> Dataset content:
>> begin

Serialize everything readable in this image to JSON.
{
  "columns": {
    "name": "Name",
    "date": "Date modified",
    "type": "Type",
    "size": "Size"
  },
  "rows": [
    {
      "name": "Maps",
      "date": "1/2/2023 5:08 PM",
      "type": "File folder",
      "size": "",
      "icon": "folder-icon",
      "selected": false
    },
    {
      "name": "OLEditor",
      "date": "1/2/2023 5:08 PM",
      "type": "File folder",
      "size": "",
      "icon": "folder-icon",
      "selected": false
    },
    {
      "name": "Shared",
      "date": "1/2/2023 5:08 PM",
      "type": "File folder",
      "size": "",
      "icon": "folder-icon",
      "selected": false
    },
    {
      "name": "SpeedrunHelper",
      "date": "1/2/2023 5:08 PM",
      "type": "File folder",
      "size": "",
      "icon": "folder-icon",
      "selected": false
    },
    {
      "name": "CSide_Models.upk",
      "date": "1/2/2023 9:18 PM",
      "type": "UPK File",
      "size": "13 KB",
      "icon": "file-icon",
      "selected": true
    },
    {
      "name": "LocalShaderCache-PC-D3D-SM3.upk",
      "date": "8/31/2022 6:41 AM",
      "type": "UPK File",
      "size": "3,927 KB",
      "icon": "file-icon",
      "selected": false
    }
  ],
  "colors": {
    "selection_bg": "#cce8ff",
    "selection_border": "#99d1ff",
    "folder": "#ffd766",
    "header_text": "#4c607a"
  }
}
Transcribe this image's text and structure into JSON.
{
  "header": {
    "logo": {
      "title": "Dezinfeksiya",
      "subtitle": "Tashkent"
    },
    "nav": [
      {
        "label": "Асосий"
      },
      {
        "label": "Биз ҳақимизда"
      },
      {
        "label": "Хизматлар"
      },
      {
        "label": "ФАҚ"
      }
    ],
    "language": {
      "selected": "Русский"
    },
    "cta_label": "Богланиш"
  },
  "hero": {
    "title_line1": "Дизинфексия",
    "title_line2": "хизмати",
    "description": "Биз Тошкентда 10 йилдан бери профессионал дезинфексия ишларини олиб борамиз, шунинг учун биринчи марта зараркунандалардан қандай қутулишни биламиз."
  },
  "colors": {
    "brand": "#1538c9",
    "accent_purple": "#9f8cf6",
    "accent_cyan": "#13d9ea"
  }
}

>> end

> What to produce:
Quote exactly and only the lines from the one holding "Transcribe this image's" through the end of the data.

> The result:
Transcribe this image's text and structure into JSON.
{
  "header": {
    "logo": {
      "title": "Dezinfeksiya",
      "subtitle": "Tashkent"
    },
    "nav": [
      {
        "label": "Асосий"
      },
      {
        "label": "Биз ҳақимизда"
      },
      {
        "label": "Хизматлар"
      },
      {
        "label": "ФАҚ"
      }
    ],
    "language": {
      "selected": "Русский"
    },
    "cta_label": "Богланиш"
  },
  "hero": {
    "title_line1": "Дизинфексия",
    "title_line2": "хизмати",
    "description": "Биз Тошкентда 10 йилдан бери профессионал дезинфексия ишларини олиб борамиз, шунинг учун биринчи марта зараркунандалардан қандай қутулишни биламиз."
  },
  "colors": {
    "brand": "#1538c9",
    "accent_purple": "#9f8cf6",
    "accent_cyan": "#13d9ea"
  }
}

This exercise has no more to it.